**Task instructions:** Each line below should be retyped exactly, with no pictures.

**Information:**
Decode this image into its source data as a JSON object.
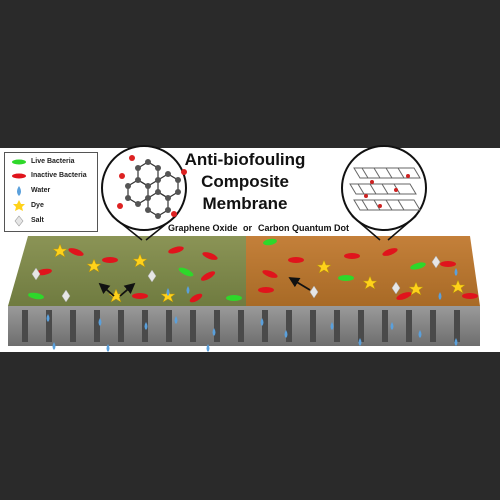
{
  "title": {
    "line1": "Anti-biofouling",
    "line2": "Composite",
    "line3": "Membrane"
  },
  "captions": {
    "left": "Graphene Oxide",
    "middle": "or",
    "right": "Carbon Quantum Dot"
  },
  "legend": {
    "items": [
      {
        "label": "Live Bacteria",
        "symbol": "green-ellipse"
      },
      {
        "label": "Inactive Bacteria",
        "symbol": "red-ellipse"
      },
      {
        "label": "Water",
        "symbol": "water-drop"
      },
      {
        "label": "Dye",
        "symbol": "yellow-star"
      },
      {
        "label": "Salt",
        "symbol": "white-diamond"
      }
    ]
  },
  "colors": {
    "graphene_oxide_surface": "#7e8a4a",
    "carbon_quantum_dot_surface": "#b7752e",
    "support_layer": "#8c8c8c",
    "live_bacteria": "#2ed82a",
    "inactive_bacteria": "#e0141c",
    "dye": "#ffd21a",
    "water": "#5aa0dc",
    "salt": "#e6e6e6",
    "background": "#2a2a2a"
  }
}
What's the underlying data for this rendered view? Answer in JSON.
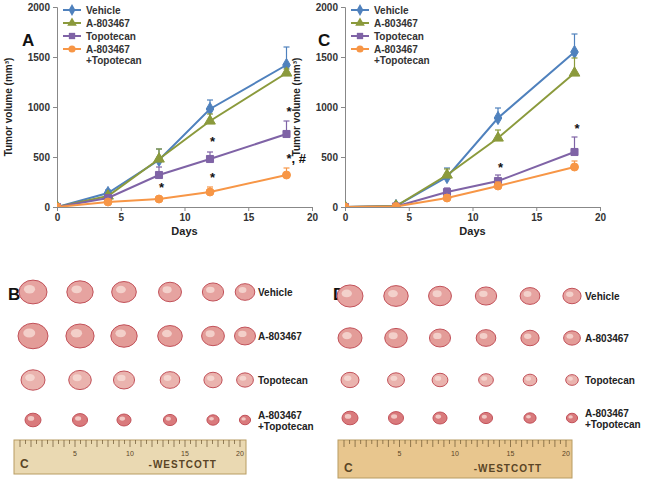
{
  "chart_data": [
    {
      "type": "line",
      "panel": "A",
      "x_label": "Days",
      "y_label": "Tumor volume (mm³)",
      "x": [
        0,
        4,
        8,
        12,
        18
      ],
      "xlim": [
        0,
        20
      ],
      "xticks": [
        0,
        5,
        10,
        15,
        20
      ],
      "ylim": [
        0,
        2000
      ],
      "yticks": [
        0,
        500,
        1000,
        1500,
        2000
      ],
      "grid": false,
      "legend": "upper left",
      "series": [
        {
          "name": "Vehicle",
          "color": "#4f81bd",
          "marker": "diamond",
          "values": [
            0,
            140,
            470,
            980,
            1420
          ],
          "errors": [
            0,
            30,
            110,
            90,
            180
          ]
        },
        {
          "name": "A-803467",
          "color": "#8b9a3c",
          "marker": "triangle",
          "values": [
            0,
            110,
            480,
            860,
            1340
          ],
          "errors": [
            0,
            20,
            100,
            70,
            40
          ]
        },
        {
          "name": "Topotecan",
          "color": "#7f63a6",
          "marker": "square",
          "values": [
            0,
            90,
            320,
            480,
            730
          ],
          "errors": [
            0,
            20,
            80,
            70,
            130
          ]
        },
        {
          "name": "A-803467 +Topotecan",
          "color": "#f79646",
          "marker": "circle",
          "values": [
            0,
            50,
            80,
            150,
            320
          ],
          "errors": [
            0,
            10,
            15,
            50,
            70
          ]
        }
      ],
      "annotations": [
        {
          "text": "*",
          "x": 8,
          "y": 150
        },
        {
          "text": "*",
          "x": 12,
          "y": 610
        },
        {
          "text": "*",
          "x": 12,
          "y": 250
        },
        {
          "text": "*",
          "x": 18,
          "y": 910
        },
        {
          "text": "*, #",
          "x": 18,
          "y": 440
        }
      ]
    },
    {
      "type": "line",
      "panel": "C",
      "x_label": "Days",
      "y_label": "Tumor volume (mm³)",
      "x": [
        0,
        4,
        8,
        12,
        18
      ],
      "xlim": [
        0,
        20
      ],
      "xticks": [
        0,
        5,
        10,
        15,
        20
      ],
      "ylim": [
        0,
        2000
      ],
      "yticks": [
        0,
        500,
        1000,
        1500,
        2000
      ],
      "grid": false,
      "legend": "upper left",
      "series": [
        {
          "name": "Vehicle",
          "color": "#4f81bd",
          "marker": "diamond",
          "values": [
            0,
            10,
            300,
            890,
            1550
          ],
          "errors": [
            0,
            5,
            90,
            100,
            180
          ]
        },
        {
          "name": "A-803467",
          "color": "#8b9a3c",
          "marker": "triangle",
          "values": [
            0,
            10,
            320,
            690,
            1340
          ],
          "errors": [
            0,
            5,
            60,
            80,
            150
          ]
        },
        {
          "name": "Topotecan",
          "color": "#7f63a6",
          "marker": "square",
          "values": [
            0,
            5,
            150,
            260,
            550
          ],
          "errors": [
            0,
            5,
            40,
            60,
            150
          ]
        },
        {
          "name": "A-803467 +Topotecan",
          "color": "#f79646",
          "marker": "circle",
          "values": [
            0,
            5,
            90,
            210,
            400
          ],
          "errors": [
            0,
            5,
            30,
            40,
            60
          ]
        }
      ],
      "annotations": [
        {
          "text": "*",
          "x": 12,
          "y": 350
        },
        {
          "text": "*",
          "x": 18,
          "y": 740
        }
      ]
    }
  ],
  "photo_panels": [
    {
      "panel": "B",
      "rows": [
        "Vehicle",
        "A-803467",
        "Topotecan",
        "A-803467 +Topotecan"
      ],
      "ruler": {
        "logo": "C",
        "numbers": [
          5,
          10,
          15,
          20
        ],
        "brand": "-WESTCOTT"
      }
    },
    {
      "panel": "D",
      "rows": [
        "Vehicle",
        "A-803467",
        "Topotecan",
        "A-803467 +Topotecan"
      ],
      "ruler": {
        "logo": "C",
        "numbers": [
          5,
          10,
          15,
          20
        ],
        "brand": "-WESTCOTT"
      }
    }
  ]
}
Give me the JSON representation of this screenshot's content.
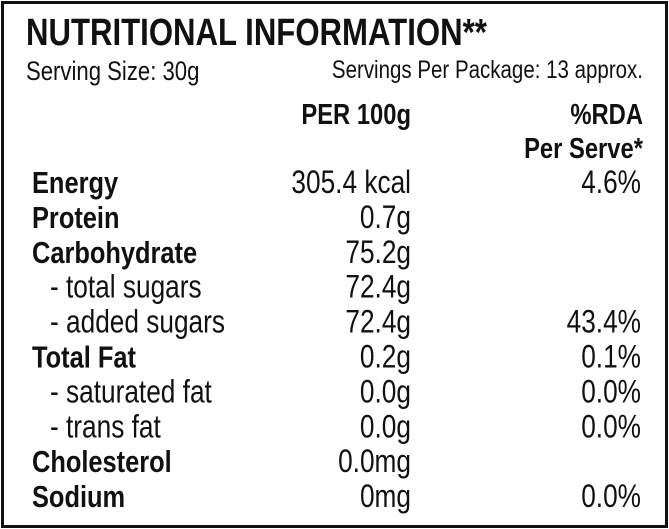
{
  "title": "NUTRITIONAL INFORMATION**",
  "serving_size": "Serving Size: 30g",
  "servings_per_package": "Servings Per Package: 13 approx.",
  "headers": {
    "per_100g": "PER 100g",
    "rda_line1": "%RDA",
    "rda_line2": "Per Serve*"
  },
  "rows": [
    {
      "label": "Energy",
      "bold": true,
      "per_100g": "305.4 kcal",
      "rda": "4.6%"
    },
    {
      "label": "Protein",
      "bold": true,
      "per_100g": "0.7g"
    },
    {
      "label": "Carbohydrate",
      "bold": true,
      "per_100g": "75.2g"
    },
    {
      "label": "- total sugars",
      "bold": false,
      "per_100g": "72.4g"
    },
    {
      "label": "- added sugars",
      "bold": false,
      "per_100g": "72.4g",
      "rda": "43.4%"
    },
    {
      "label": "Total Fat",
      "bold": true,
      "per_100g": "0.2g",
      "rda": "0.1%"
    },
    {
      "label": "- saturated fat",
      "bold": false,
      "per_100g": "0.0g",
      "rda": "0.0%"
    },
    {
      "label": "- trans fat",
      "bold": false,
      "per_100g": "0.0g",
      "rda": "0.0%"
    },
    {
      "label": "Cholesterol",
      "bold": true,
      "per_100g": "0.0mg"
    },
    {
      "label": "Sodium",
      "bold": true,
      "per_100g": "0mg",
      "rda": "0.0%"
    }
  ]
}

**Task output:**
Decode this image into its source data as a JSON object.
{
  "title": {
    "line1": "Anti-biofouling",
    "line2": "Composite",
    "line3": "Membrane"
  },
  "captions": {
    "left": "Graphene Oxide",
    "middle": "or",
    "right": "Carbon Quantum Dot"
  },
  "legend": {
    "items": [
      {
        "label": "Live Bacteria",
        "symbol": "green-ellipse"
      },
      {
        "label": "Inactive Bacteria",
        "symbol": "red-ellipse"
      },
      {
        "label": "Water",
        "symbol": "water-drop"
      },
      {
        "label": "Dye",
        "symbol": "yellow-star"
      },
      {
        "label": "Salt",
        "symbol": "white-diamond"
      }
    ]
  },
  "colors": {
    "graphene_oxide_surface": "#7e8a4a",
    "carbon_quantum_dot_surface": "#b7752e",
    "support_layer": "#8c8c8c",
    "live_bacteria": "#2ed82a",
    "inactive_bacteria": "#e0141c",
    "dye": "#ffd21a",
    "water": "#5aa0dc",
    "salt": "#e6e6e6",
    "background": "#2a2a2a"
  }
}
What's the underlying data for this rendered view? Answer in JSON.
{
  "chart_data": [
    {
      "type": "line",
      "panel": "A",
      "x_label": "Days",
      "y_label": "Tumor volume (mm³)",
      "x": [
        0,
        4,
        8,
        12,
        18
      ],
      "xlim": [
        0,
        20
      ],
      "xticks": [
        0,
        5,
        10,
        15,
        20
      ],
      "ylim": [
        0,
        2000
      ],
      "yticks": [
        0,
        500,
        1000,
        1500,
        2000
      ],
      "grid": false,
      "legend": "upper left",
      "series": [
        {
          "name": "Vehicle",
          "color": "#4f81bd",
          "marker": "diamond",
          "values": [
            0,
            140,
            470,
            980,
            1420
          ],
          "errors": [
            0,
            30,
            110,
            90,
            180
          ]
        },
        {
          "name": "A-803467",
          "color": "#8b9a3c",
          "marker": "triangle",
          "values": [
            0,
            110,
            480,
            860,
            1340
          ],
          "errors": [
            0,
            20,
            100,
            70,
            40
          ]
        },
        {
          "name": "Topotecan",
          "color": "#7f63a6",
          "marker": "square",
          "values": [
            0,
            90,
            320,
            480,
            730
          ],
          "errors": [
            0,
            20,
            80,
            70,
            130
          ]
        },
        {
          "name": "A-803467 +Topotecan",
          "color": "#f79646",
          "marker": "circle",
          "values": [
            0,
            50,
            80,
            150,
            320
          ],
          "errors": [
            0,
            10,
            15,
            50,
            70
          ]
        }
      ],
      "annotations": [
        {
          "text": "*",
          "x": 8,
          "y": 150
        },
        {
          "text": "*",
          "x": 12,
          "y": 610
        },
        {
          "text": "*",
          "x": 12,
          "y": 250
        },
        {
          "text": "*",
          "x": 18,
          "y": 910
        },
        {
          "text": "*, #",
          "x": 18,
          "y": 440
        }
      ]
    },
    {
      "type": "line",
      "panel": "C",
      "x_label": "Days",
      "y_label": "Tumor volume (mm³)",
      "x": [
        0,
        4,
        8,
        12,
        18
      ],
      "xlim": [
        0,
        20
      ],
      "xticks": [
        0,
        5,
        10,
        15,
        20
      ],
      "ylim": [
        0,
        2000
      ],
      "yticks": [
        0,
        500,
        1000,
        1500,
        2000
      ],
      "grid": false,
      "legend": "upper left",
      "series": [
        {
          "name": "Vehicle",
          "color": "#4f81bd",
          "marker": "diamond",
          "values": [
            0,
            10,
            300,
            890,
            1550
          ],
          "errors": [
            0,
            5,
            90,
            100,
            180
          ]
        },
        {
          "name": "A-803467",
          "color": "#8b9a3c",
          "marker": "triangle",
          "values": [
            0,
            10,
            320,
            690,
            1340
          ],
          "errors": [
            0,
            5,
            60,
            80,
            150
          ]
        },
        {
          "name": "Topotecan",
          "color": "#7f63a6",
          "marker": "square",
          "values": [
            0,
            5,
            150,
            260,
            550
          ],
          "errors": [
            0,
            5,
            40,
            60,
            150
          ]
        },
        {
          "name": "A-803467 +Topotecan",
          "color": "#f79646",
          "marker": "circle",
          "values": [
            0,
            5,
            90,
            210,
            400
          ],
          "errors": [
            0,
            5,
            30,
            40,
            60
          ]
        }
      ],
      "annotations": [
        {
          "text": "*",
          "x": 12,
          "y": 350
        },
        {
          "text": "*",
          "x": 18,
          "y": 740
        }
      ]
    }
  ],
  "photo_panels": [
    {
      "panel": "B",
      "rows": [
        "Vehicle",
        "A-803467",
        "Topotecan",
        "A-803467 +Topotecan"
      ],
      "ruler": {
        "logo": "C",
        "numbers": [
          5,
          10,
          15,
          20
        ],
        "brand": "-WESTCOTT"
      }
    },
    {
      "panel": "D",
      "rows": [
        "Vehicle",
        "A-803467",
        "Topotecan",
        "A-803467 +Topotecan"
      ],
      "ruler": {
        "logo": "C",
        "numbers": [
          5,
          10,
          15,
          20
        ],
        "brand": "-WESTCOTT"
      }
    }
  ]
}
Give me the JSON representation of this screenshot's content.
{
  "title": "NUTRITIONAL INFORMATION**",
  "serving_size": "Serving Size: 30g",
  "servings_per_package": "Servings Per Package: 13 approx.",
  "headers": {
    "per_100g": "PER 100g",
    "rda_line1": "%RDA",
    "rda_line2": "Per Serve*"
  },
  "rows": [
    {
      "label": "Energy",
      "bold": true,
      "per_100g": "305.4 kcal",
      "rda": "4.6%"
    },
    {
      "label": "Protein",
      "bold": true,
      "per_100g": "0.7g"
    },
    {
      "label": "Carbohydrate",
      "bold": true,
      "per_100g": "75.2g"
    },
    {
      "label": "- total sugars",
      "bold": false,
      "per_100g": "72.4g"
    },
    {
      "label": "- added sugars",
      "bold": false,
      "per_100g": "72.4g",
      "rda": "43.4%"
    },
    {
      "label": "Total Fat",
      "bold": true,
      "per_100g": "0.2g",
      "rda": "0.1%"
    },
    {
      "label": "- saturated fat",
      "bold": false,
      "per_100g": "0.0g",
      "rda": "0.0%"
    },
    {
      "label": "- trans fat",
      "bold": false,
      "per_100g": "0.0g",
      "rda": "0.0%"
    },
    {
      "label": "Cholesterol",
      "bold": true,
      "per_100g": "0.0mg"
    },
    {
      "label": "Sodium",
      "bold": true,
      "per_100g": "0mg",
      "rda": "0.0%"
    }
  ]
}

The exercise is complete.